(Problem requirements)
Count the lines of the items below that contain the string "close", treating uppercase and lowercase as different, and give only the number.

(Data rows)
○ ○ ○ ○ ○ ○ ○
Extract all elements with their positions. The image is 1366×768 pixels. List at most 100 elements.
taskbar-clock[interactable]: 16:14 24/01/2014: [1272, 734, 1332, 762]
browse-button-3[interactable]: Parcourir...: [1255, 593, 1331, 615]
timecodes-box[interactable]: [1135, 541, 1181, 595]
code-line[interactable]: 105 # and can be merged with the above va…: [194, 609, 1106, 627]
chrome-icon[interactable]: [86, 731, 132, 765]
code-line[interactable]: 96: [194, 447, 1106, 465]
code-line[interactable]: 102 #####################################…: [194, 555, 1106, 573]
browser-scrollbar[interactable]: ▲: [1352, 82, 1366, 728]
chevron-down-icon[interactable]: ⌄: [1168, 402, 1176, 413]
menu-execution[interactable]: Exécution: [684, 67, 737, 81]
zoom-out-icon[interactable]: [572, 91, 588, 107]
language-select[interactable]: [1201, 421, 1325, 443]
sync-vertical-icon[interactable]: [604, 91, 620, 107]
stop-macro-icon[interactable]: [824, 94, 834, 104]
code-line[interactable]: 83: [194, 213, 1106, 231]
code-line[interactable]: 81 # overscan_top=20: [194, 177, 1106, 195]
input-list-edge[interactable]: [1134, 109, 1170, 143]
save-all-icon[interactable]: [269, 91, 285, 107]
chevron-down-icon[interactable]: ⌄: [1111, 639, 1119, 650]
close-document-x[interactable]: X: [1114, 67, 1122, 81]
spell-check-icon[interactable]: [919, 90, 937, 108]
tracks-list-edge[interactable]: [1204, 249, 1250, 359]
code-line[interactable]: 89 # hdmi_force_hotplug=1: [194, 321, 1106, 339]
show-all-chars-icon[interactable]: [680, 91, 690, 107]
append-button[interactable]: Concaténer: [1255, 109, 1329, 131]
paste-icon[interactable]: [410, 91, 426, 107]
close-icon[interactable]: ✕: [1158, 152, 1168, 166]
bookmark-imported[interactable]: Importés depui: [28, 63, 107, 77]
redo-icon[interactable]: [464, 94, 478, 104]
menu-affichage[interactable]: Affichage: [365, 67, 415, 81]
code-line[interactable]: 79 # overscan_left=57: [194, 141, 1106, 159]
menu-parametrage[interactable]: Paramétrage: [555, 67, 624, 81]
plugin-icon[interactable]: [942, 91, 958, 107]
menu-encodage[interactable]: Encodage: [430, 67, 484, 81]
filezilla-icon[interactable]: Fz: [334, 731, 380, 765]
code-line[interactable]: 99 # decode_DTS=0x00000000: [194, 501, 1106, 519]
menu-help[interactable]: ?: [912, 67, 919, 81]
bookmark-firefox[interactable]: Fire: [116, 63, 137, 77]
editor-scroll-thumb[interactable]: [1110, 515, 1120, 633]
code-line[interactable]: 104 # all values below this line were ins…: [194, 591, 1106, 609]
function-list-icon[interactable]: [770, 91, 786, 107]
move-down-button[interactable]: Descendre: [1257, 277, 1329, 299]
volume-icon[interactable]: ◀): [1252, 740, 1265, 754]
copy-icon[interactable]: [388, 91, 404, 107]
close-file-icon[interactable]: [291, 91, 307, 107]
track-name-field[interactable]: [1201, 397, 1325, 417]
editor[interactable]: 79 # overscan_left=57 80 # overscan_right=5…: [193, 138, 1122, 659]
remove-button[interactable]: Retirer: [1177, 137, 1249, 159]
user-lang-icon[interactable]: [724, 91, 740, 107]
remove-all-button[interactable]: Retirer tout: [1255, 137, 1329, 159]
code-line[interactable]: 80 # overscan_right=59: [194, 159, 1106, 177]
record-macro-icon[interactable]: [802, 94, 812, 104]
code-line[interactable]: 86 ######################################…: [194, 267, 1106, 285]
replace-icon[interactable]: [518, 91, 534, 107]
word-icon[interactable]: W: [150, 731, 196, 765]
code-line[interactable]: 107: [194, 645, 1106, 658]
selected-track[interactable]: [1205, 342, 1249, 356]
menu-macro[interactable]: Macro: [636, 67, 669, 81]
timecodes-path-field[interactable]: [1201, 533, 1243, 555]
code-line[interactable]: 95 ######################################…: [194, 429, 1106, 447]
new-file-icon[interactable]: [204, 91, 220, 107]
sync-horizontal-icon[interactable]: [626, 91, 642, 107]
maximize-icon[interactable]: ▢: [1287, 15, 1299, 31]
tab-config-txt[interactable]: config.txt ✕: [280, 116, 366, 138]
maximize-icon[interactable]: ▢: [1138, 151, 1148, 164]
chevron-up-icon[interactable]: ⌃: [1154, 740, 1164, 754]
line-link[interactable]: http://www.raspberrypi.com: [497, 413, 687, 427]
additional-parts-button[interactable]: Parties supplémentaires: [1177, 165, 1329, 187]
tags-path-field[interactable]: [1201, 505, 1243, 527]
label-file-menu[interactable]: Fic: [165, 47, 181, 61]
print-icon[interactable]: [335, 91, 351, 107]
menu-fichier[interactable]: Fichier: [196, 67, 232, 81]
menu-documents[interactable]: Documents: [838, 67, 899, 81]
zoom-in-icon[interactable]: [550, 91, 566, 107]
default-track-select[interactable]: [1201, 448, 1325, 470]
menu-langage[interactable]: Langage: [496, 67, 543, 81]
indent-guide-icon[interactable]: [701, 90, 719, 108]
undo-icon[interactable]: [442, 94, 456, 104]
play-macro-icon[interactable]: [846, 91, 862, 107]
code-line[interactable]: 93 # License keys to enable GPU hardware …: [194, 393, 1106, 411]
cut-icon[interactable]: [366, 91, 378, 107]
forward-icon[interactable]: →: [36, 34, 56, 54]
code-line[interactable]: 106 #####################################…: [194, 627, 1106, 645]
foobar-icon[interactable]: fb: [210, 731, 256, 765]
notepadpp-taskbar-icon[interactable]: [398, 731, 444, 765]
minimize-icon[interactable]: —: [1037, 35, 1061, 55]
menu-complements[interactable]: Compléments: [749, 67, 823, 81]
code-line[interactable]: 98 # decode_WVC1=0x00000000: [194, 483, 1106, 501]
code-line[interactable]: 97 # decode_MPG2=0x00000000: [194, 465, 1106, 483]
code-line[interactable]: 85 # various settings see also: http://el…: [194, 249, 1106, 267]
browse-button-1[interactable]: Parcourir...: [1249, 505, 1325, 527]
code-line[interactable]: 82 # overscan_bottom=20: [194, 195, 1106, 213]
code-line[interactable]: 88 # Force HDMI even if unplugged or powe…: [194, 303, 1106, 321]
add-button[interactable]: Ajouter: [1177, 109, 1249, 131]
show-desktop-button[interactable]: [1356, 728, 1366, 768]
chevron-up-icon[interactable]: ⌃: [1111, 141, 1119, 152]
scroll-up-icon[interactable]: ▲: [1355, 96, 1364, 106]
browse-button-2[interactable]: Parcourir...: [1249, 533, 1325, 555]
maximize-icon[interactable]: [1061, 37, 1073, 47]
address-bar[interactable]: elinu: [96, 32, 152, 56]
○ ○ ○ ○ ○ ○ ○
(Correct response)
3